Task details>
Wherever a line below holds the word "入っていったきり", copy that line.

Lines of data

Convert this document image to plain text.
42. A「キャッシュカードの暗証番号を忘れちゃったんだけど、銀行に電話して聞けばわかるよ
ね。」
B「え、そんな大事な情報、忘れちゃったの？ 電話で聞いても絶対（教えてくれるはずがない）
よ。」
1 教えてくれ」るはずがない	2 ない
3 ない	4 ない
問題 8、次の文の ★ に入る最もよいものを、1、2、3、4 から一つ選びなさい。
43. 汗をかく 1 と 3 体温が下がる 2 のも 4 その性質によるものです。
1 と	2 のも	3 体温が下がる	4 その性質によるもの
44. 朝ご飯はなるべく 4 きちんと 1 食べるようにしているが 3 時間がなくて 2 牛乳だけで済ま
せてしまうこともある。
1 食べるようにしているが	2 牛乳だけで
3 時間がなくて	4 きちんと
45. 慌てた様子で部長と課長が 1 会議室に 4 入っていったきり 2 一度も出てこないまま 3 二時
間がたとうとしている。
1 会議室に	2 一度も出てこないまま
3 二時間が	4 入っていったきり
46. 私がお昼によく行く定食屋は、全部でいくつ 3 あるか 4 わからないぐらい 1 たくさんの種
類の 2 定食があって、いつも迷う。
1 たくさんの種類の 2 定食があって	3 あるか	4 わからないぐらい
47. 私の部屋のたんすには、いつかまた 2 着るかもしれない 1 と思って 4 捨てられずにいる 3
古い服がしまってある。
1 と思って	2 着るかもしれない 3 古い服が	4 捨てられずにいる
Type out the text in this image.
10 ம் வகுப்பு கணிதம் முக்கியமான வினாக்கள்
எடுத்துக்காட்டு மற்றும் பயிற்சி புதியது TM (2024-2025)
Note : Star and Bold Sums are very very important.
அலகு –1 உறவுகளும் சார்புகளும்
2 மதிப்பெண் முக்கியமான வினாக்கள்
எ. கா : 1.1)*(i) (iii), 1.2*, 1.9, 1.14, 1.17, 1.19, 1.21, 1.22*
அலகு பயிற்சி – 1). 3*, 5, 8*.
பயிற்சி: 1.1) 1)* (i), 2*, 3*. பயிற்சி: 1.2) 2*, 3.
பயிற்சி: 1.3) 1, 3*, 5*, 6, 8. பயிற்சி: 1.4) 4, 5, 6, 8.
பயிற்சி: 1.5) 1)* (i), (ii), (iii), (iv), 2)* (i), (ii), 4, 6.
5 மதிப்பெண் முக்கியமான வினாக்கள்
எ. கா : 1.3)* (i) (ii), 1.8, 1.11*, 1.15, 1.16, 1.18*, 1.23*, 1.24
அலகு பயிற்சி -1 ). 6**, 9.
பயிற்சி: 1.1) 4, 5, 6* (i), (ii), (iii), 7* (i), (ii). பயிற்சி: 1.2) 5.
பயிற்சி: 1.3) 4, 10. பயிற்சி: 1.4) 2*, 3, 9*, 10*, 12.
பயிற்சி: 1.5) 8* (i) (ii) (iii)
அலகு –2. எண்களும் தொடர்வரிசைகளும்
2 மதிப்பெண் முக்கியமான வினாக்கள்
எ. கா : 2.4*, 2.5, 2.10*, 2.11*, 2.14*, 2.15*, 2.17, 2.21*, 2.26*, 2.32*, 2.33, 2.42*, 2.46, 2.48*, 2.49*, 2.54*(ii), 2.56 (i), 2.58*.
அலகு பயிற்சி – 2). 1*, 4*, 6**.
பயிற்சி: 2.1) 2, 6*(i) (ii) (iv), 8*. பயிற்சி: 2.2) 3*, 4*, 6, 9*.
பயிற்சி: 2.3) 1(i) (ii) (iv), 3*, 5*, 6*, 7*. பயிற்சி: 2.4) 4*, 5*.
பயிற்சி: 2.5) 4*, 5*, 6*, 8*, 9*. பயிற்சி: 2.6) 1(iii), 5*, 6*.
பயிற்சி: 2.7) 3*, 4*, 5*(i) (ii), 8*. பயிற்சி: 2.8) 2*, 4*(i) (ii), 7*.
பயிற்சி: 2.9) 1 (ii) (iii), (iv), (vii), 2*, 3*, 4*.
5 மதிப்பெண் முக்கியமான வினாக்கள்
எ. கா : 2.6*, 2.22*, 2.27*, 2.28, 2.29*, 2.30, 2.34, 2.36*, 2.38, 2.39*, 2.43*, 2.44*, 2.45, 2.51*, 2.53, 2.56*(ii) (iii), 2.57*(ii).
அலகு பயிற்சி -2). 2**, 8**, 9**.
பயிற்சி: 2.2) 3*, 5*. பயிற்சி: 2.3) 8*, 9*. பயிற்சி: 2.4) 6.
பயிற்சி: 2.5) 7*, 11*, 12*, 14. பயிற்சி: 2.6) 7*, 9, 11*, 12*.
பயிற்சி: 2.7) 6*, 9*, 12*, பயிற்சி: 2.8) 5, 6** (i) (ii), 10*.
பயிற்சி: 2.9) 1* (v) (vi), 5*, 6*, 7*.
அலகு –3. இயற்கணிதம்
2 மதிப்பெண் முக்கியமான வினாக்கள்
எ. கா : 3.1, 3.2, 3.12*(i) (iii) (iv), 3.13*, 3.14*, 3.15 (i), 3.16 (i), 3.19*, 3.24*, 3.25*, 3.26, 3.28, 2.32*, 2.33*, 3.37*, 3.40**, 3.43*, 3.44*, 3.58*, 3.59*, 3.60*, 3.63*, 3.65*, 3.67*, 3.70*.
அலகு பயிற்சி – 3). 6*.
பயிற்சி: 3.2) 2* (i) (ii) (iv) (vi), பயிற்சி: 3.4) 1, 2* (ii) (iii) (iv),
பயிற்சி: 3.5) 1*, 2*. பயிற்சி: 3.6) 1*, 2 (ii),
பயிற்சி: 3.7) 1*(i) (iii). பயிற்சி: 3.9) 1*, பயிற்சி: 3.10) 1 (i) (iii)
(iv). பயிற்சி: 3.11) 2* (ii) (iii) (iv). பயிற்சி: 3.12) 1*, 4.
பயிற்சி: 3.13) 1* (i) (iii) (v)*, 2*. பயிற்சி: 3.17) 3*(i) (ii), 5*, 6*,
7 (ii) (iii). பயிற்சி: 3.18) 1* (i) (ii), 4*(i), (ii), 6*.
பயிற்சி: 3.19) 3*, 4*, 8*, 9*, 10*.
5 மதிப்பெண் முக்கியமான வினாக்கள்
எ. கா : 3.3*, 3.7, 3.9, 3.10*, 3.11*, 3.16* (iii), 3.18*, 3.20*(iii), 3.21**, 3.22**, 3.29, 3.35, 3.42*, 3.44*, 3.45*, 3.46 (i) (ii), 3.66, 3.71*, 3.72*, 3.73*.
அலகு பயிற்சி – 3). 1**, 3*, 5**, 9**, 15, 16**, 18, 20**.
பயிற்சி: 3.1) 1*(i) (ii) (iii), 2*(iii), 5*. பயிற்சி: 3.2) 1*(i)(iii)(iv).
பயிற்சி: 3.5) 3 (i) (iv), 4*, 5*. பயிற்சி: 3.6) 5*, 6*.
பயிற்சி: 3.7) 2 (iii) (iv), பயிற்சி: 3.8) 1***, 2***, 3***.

Completed task>
45. 慌てた様子で部長と課長が 1 会議室に 4 入っていったきり 2 一度も出てこないまま 3 二時
3 二時間が	4 入っていったきり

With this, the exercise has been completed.